Given records:
** Start **

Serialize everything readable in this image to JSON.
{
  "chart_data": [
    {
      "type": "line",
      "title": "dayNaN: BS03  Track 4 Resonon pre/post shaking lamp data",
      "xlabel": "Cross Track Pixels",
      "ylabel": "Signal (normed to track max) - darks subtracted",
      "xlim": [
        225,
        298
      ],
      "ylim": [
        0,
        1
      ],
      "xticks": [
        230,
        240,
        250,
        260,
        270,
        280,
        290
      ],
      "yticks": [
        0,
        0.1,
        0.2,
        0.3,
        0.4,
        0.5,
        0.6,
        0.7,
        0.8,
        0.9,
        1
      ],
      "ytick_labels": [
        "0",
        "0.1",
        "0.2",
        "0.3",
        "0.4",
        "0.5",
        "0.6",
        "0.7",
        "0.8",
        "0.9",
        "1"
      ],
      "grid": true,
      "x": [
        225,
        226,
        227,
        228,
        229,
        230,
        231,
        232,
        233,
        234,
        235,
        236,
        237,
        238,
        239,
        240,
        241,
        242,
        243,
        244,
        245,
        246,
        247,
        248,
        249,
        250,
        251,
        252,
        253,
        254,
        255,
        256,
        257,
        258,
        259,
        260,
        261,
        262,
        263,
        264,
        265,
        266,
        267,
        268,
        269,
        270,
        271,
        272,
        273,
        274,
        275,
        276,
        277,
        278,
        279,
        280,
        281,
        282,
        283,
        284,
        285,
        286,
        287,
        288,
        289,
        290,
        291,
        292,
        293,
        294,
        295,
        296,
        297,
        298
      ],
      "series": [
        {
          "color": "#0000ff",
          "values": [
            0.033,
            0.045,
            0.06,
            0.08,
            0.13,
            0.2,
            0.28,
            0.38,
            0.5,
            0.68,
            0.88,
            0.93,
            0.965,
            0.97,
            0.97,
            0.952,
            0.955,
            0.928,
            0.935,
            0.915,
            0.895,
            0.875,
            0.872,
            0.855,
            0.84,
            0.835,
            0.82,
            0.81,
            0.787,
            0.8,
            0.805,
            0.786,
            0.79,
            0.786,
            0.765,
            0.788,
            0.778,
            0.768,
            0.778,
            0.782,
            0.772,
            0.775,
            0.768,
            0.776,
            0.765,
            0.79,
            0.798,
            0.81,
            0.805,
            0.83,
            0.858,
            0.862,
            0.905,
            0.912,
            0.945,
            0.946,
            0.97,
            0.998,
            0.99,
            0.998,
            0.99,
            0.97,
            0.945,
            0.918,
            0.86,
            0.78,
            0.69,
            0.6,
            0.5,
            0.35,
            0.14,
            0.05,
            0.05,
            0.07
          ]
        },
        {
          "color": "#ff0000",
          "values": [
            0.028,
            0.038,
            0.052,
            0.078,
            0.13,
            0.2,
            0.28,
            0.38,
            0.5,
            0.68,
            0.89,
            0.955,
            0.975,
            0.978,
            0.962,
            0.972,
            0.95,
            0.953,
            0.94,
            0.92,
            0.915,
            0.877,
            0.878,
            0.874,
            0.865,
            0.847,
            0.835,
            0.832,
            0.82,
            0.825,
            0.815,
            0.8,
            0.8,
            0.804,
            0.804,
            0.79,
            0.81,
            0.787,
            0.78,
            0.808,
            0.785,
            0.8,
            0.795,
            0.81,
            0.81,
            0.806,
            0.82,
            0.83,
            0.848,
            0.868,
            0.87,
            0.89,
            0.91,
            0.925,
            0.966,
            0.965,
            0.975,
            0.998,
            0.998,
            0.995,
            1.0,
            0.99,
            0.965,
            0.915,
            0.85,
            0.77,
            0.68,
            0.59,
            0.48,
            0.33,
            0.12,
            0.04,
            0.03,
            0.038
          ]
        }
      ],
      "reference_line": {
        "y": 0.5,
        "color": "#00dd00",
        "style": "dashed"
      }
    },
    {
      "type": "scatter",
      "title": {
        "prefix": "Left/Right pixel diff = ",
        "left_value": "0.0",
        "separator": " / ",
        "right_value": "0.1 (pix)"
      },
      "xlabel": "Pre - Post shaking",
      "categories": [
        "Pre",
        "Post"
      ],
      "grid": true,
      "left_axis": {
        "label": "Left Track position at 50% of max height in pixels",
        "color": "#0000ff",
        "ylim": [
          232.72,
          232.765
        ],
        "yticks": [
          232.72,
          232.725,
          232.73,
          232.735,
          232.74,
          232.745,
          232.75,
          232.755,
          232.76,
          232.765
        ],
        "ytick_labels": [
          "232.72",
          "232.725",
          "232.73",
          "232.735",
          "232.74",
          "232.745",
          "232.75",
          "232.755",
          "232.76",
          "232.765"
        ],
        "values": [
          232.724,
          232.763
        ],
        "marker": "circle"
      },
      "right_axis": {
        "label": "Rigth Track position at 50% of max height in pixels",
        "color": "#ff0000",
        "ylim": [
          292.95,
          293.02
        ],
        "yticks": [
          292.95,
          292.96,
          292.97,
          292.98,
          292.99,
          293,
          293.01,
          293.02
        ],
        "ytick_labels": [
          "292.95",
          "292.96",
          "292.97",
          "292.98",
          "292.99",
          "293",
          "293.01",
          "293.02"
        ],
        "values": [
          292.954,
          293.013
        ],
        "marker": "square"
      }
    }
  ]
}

** End **

Extract all lines containing the word "shaking".

Task response:
      "title": "dayNaN: BS03  Track 4 Resonon pre/post shaking lamp data",
      "xlabel": "Pre - Post shaking",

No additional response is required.